While not everyone can hit the golf ball as well as tour players on a regular basis there are still some parts of your game you can control to play more like the pros and lower our scores. Knowing how to plot your way around the golf course and manage your strengths and

weaknesses will help you lower your scores.

Even the pros can make course management mistakes; case in point the Masters a few years ago. Francesco Molinari had one hand on the green jacket till he fired at the pin on 12, hitting it in the water, and making double. Where the “more experienced” Tiger Woods played the more conservative shot to the middle of the green, 2 putts later he was tied for the lead. Here’s a few ways to learn from how Tiger approached his round at the Masters eventually leading to his fifth

green jacket.

Off the Tee - The tee box is the only place you are actually able to control where you hit from, use that to your advantage. For example, those of you that fade the ball, tee the ball up on the right side of the tee box, this will allow you to play your typical shot shape with more room for the ball to work. This will also be the case if there is trouble on one side of the hole. Tee up on the side of trouble and aim away from it. Also on par-3’s, be sure to tee the ball up. This is one of the rare opportunities where you can give yourself a perfect lie, so do so.

▸ Job 1: According to the golf course management text, why should a player who fades the ball tee it up on the right side of the tee box? Answer in one to three sentences.
▸ Job 2: Quote the golf course management text between "While not everyone" and "lower your scores.", inclusive.
▸ Job 3: Write what comes next in the golf course management text, starting after its final sentence.
The records are separate material, apart from the golf text.

▸ Stored records:
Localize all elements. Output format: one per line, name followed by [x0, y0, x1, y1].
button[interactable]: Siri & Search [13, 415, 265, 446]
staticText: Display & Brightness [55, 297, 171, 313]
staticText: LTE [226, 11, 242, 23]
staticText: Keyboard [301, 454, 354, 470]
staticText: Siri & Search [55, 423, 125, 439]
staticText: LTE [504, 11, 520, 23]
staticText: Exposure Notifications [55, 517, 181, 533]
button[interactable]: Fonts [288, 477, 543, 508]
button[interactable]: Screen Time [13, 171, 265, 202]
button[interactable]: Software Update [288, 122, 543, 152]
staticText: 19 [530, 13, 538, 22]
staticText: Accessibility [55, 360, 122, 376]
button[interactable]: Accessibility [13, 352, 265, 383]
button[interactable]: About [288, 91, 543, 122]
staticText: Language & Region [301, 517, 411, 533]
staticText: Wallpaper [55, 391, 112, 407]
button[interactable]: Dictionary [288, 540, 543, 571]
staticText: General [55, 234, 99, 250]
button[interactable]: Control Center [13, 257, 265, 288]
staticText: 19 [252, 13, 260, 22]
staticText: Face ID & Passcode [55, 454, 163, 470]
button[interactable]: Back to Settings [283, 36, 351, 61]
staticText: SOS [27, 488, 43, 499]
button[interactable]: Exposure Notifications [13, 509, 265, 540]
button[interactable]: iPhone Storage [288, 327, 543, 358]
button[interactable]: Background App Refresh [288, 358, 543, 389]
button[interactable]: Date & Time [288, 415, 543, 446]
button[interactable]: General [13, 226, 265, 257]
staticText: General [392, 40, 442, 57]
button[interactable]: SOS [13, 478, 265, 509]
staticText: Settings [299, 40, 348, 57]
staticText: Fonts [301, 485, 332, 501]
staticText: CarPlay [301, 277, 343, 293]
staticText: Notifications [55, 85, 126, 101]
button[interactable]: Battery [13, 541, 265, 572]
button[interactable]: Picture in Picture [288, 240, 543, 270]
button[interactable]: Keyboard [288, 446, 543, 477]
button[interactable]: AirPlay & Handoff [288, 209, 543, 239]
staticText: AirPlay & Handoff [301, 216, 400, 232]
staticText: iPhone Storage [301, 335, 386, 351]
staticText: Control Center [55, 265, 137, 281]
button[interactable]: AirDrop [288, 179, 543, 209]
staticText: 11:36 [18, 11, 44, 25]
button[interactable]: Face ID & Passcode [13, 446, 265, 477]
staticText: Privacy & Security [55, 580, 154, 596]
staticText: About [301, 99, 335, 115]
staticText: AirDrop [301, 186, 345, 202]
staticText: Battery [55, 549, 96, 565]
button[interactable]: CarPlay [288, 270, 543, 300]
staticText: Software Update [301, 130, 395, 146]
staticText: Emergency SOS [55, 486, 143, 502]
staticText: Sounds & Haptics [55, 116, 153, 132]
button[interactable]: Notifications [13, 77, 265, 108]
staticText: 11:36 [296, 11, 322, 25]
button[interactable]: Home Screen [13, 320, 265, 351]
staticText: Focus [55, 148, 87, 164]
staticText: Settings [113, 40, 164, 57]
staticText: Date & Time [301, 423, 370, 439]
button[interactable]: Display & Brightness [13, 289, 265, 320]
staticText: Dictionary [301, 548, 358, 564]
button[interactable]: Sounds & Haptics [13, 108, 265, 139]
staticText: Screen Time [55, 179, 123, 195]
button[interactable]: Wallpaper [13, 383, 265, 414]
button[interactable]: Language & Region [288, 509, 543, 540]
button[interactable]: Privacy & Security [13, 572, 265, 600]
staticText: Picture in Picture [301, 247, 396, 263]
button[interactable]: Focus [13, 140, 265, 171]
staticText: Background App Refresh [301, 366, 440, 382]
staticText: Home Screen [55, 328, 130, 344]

▸ Final answer 1: Teeing up on the right side lets a player who fades the ball hit that usual shot shape with more room for the ball to work.

▸ Final answer 2:
While not everyone can hit the golf ball as well as tour players on a regular basis there are still some parts of your game you can control to play more like the pros and lower our scores. Knowing how to plot your way around the golf course and manage your strengths and

weaknesses will help you lower your scores.

▸ Final answer 3:
Hitting into the green - Know which pins you should attack and which ones you should error

on the side of caution. The biggest mistake I see amateurs make is trying to hit the ball at a tucked or “sucker” pin. Even professionals chose which flags they go after and which ones they play safe to. A 20-30 foot putt from the middle of the green will always be easier than a short

sided chip shot.

Chipping & Putting - The biggest problem I see amateurs make on and around the green is

trying to force the ball into the hole. It’s easy to get greedy and have the mindset that you can make it, when in reality it’s more logical to get the ball in a 3 foot circle. When you get a little greedier than we should the tendency will always be to run the chip or putt by and leave ourselves with a much longer putt. Your goal around the greens is turning 3 shots

into 2.

Hopefully these course management tips will help all of you lower your scores just by thinking a little differently around the golf course.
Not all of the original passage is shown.